● Goal of the exercise: Here are some records; quote them exactly, leaving out the pictures.

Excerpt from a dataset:
(begin)

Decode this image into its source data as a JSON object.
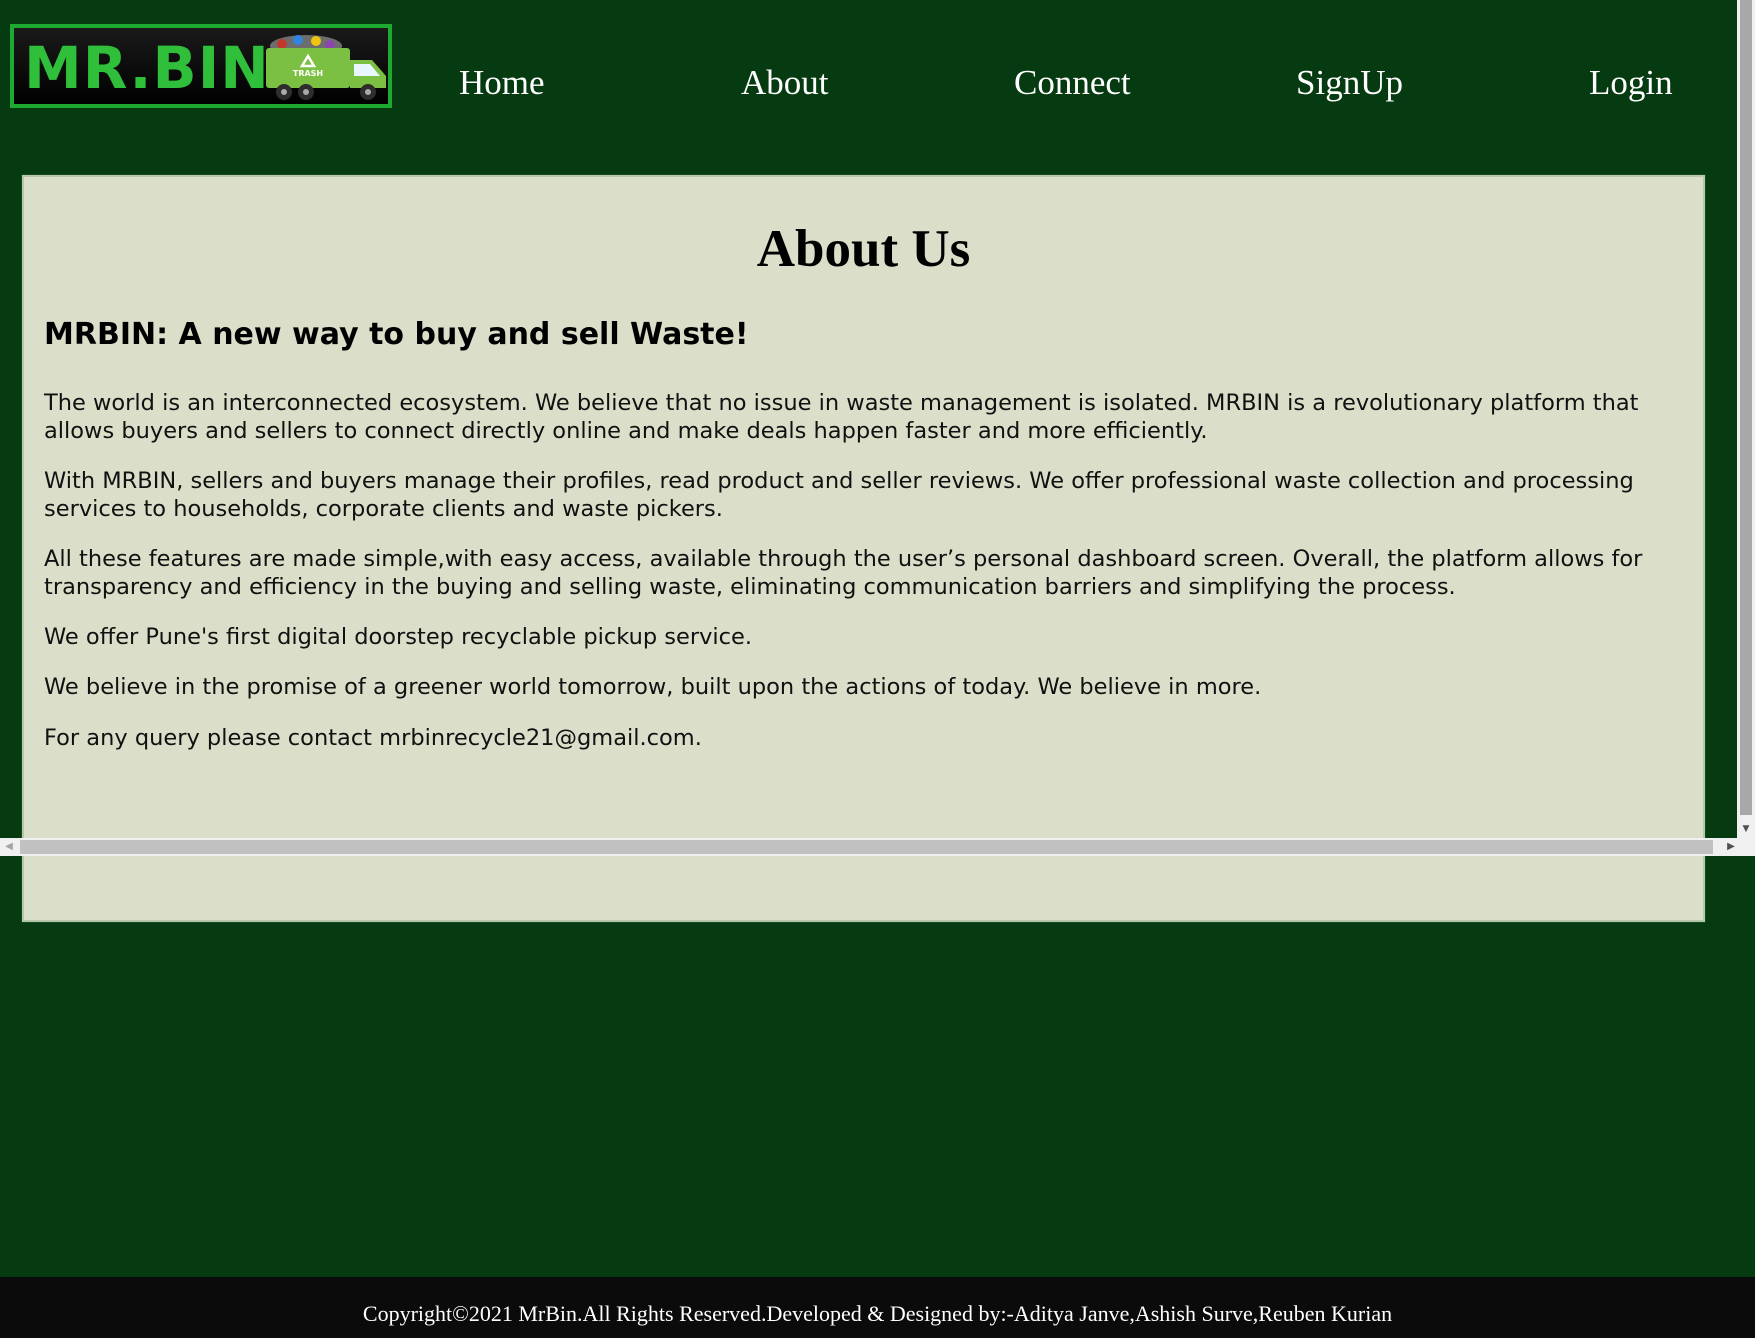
{
  "header": {
    "logo_text": "MR.BIN",
    "logo_badge": "TRASH",
    "nav": [
      {
        "label": "Home"
      },
      {
        "label": "About"
      },
      {
        "label": "Connect"
      },
      {
        "label": "SignUp"
      },
      {
        "label": "Login"
      }
    ]
  },
  "main": {
    "title": "About Us",
    "subtitle": "MRBIN: A new way to buy and sell Waste!",
    "paragraphs": [
      "The world is an interconnected ecosystem. We believe that no issue in waste management is isolated. MRBIN is a revolutionary platform that allows buyers and sellers to connect directly online and make deals happen faster and more efficiently.",
      "With MRBIN, sellers and buyers manage their profiles, read product and seller reviews. We offer professional waste collection and processing services to households, corporate clients and waste pickers.",
      "All these features are made simple,with easy access, available through the user’s personal dashboard screen. Overall, the platform allows for transparency and efficiency in the buying and selling waste, eliminating communication barriers and simplifying the process.",
      "We offer Pune's first digital doorstep recyclable pickup service.",
      "We believe in the promise of a greener world tomorrow, built upon the actions of today. We believe in more.",
      "For any query please contact mrbinrecycle21@gmail.com."
    ]
  },
  "footer": {
    "text": "Copyright©2021 MrBin.All Rights Reserved.Developed & Designed by:-Aditya Janve,Ashish Surve,Reuben Kurian"
  },
  "colors": {
    "page_bg": "#063a10",
    "panel_bg": "#dbdfca",
    "logo_green": "#2fbf3a",
    "footer_bg": "#0b0b0b"
  },
  "icons": {
    "logo_truck": "garbage-truck-icon",
    "recycle": "recycle-icon"
  }
}
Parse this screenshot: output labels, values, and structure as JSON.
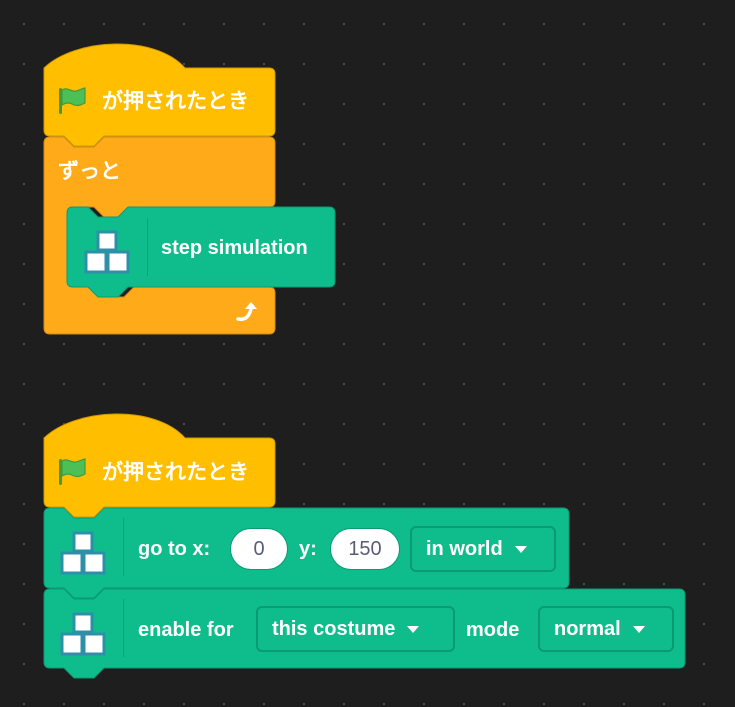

(end)

● Written response:
Decode this image into its source data as a JSON object.
{
  "header": {
    "logo_text": "MR.BIN",
    "logo_badge": "TRASH",
    "nav": [
      {
        "label": "Home"
      },
      {
        "label": "About"
      },
      {
        "label": "Connect"
      },
      {
        "label": "SignUp"
      },
      {
        "label": "Login"
      }
    ]
  },
  "main": {
    "title": "About Us",
    "subtitle": "MRBIN: A new way to buy and sell Waste!",
    "paragraphs": [
      "The world is an interconnected ecosystem. We believe that no issue in waste management is isolated. MRBIN is a revolutionary platform that allows buyers and sellers to connect directly online and make deals happen faster and more efficiently.",
      "With MRBIN, sellers and buyers manage their profiles, read product and seller reviews. We offer professional waste collection and processing services to households, corporate clients and waste pickers.",
      "All these features are made simple,with easy access, available through the user’s personal dashboard screen. Overall, the platform allows for transparency and efficiency in the buying and selling waste, eliminating communication barriers and simplifying the process.",
      "We offer Pune's first digital doorstep recyclable pickup service.",
      "We believe in the promise of a greener world tomorrow, built upon the actions of today. We believe in more.",
      "For any query please contact mrbinrecycle21@gmail.com."
    ]
  },
  "footer": {
    "text": "Copyright©2021 MrBin.All Rights Reserved.Developed & Designed by:-Aditya Janve,Ashish Surve,Reuben Kurian"
  },
  "colors": {
    "page_bg": "#063a10",
    "panel_bg": "#dbdfca",
    "logo_green": "#2fbf3a",
    "footer_bg": "#0b0b0b"
  },
  "icons": {
    "logo_truck": "garbage-truck-icon",
    "recycle": "recycle-icon"
  }
}
Parse this screenshot: output labels, values, and structure as JSON.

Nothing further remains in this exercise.